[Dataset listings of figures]

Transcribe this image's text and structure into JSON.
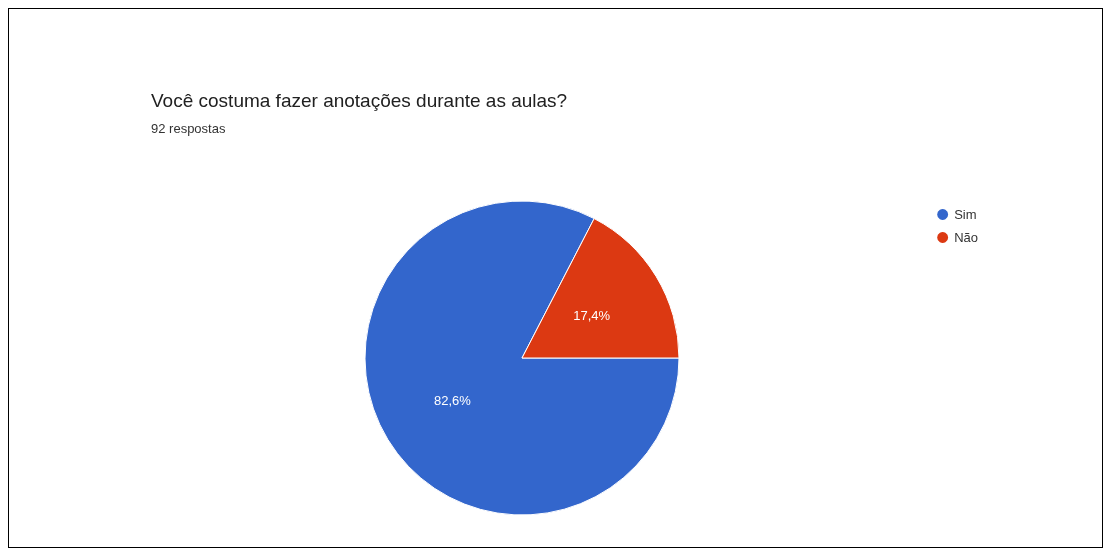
{
  "chart_data": {
    "type": "pie",
    "title": "Você costuma fazer anotações durante as aulas?",
    "subtitle": "92 respostas",
    "categories": [
      "Sim",
      "Não"
    ],
    "values": [
      82.6,
      17.4
    ],
    "colors": [
      "#3366cc",
      "#dc3912"
    ],
    "value_labels": [
      "82,6%",
      "17,4%"
    ],
    "legend": "top right"
  }
}
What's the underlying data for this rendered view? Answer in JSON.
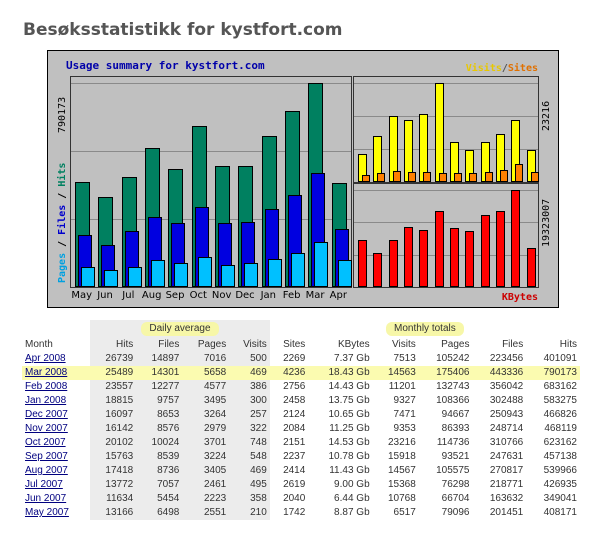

*Problem to work on*
Copy the material above in full and exactly, skipping pictures.

*Solution for this problem*
Transcribe this image's text and structure into JSON.
{
  "chart_data": {
    "type": "pie",
    "title": "Você costuma fazer anotações durante as aulas?",
    "subtitle": "92 respostas",
    "categories": [
      "Sim",
      "Não"
    ],
    "values": [
      82.6,
      17.4
    ],
    "colors": [
      "#3366cc",
      "#dc3912"
    ],
    "value_labels": [
      "82,6%",
      "17,4%"
    ],
    "legend": "top right"
  }
}
What's the underlying data for this rendered view? Answer in JSON.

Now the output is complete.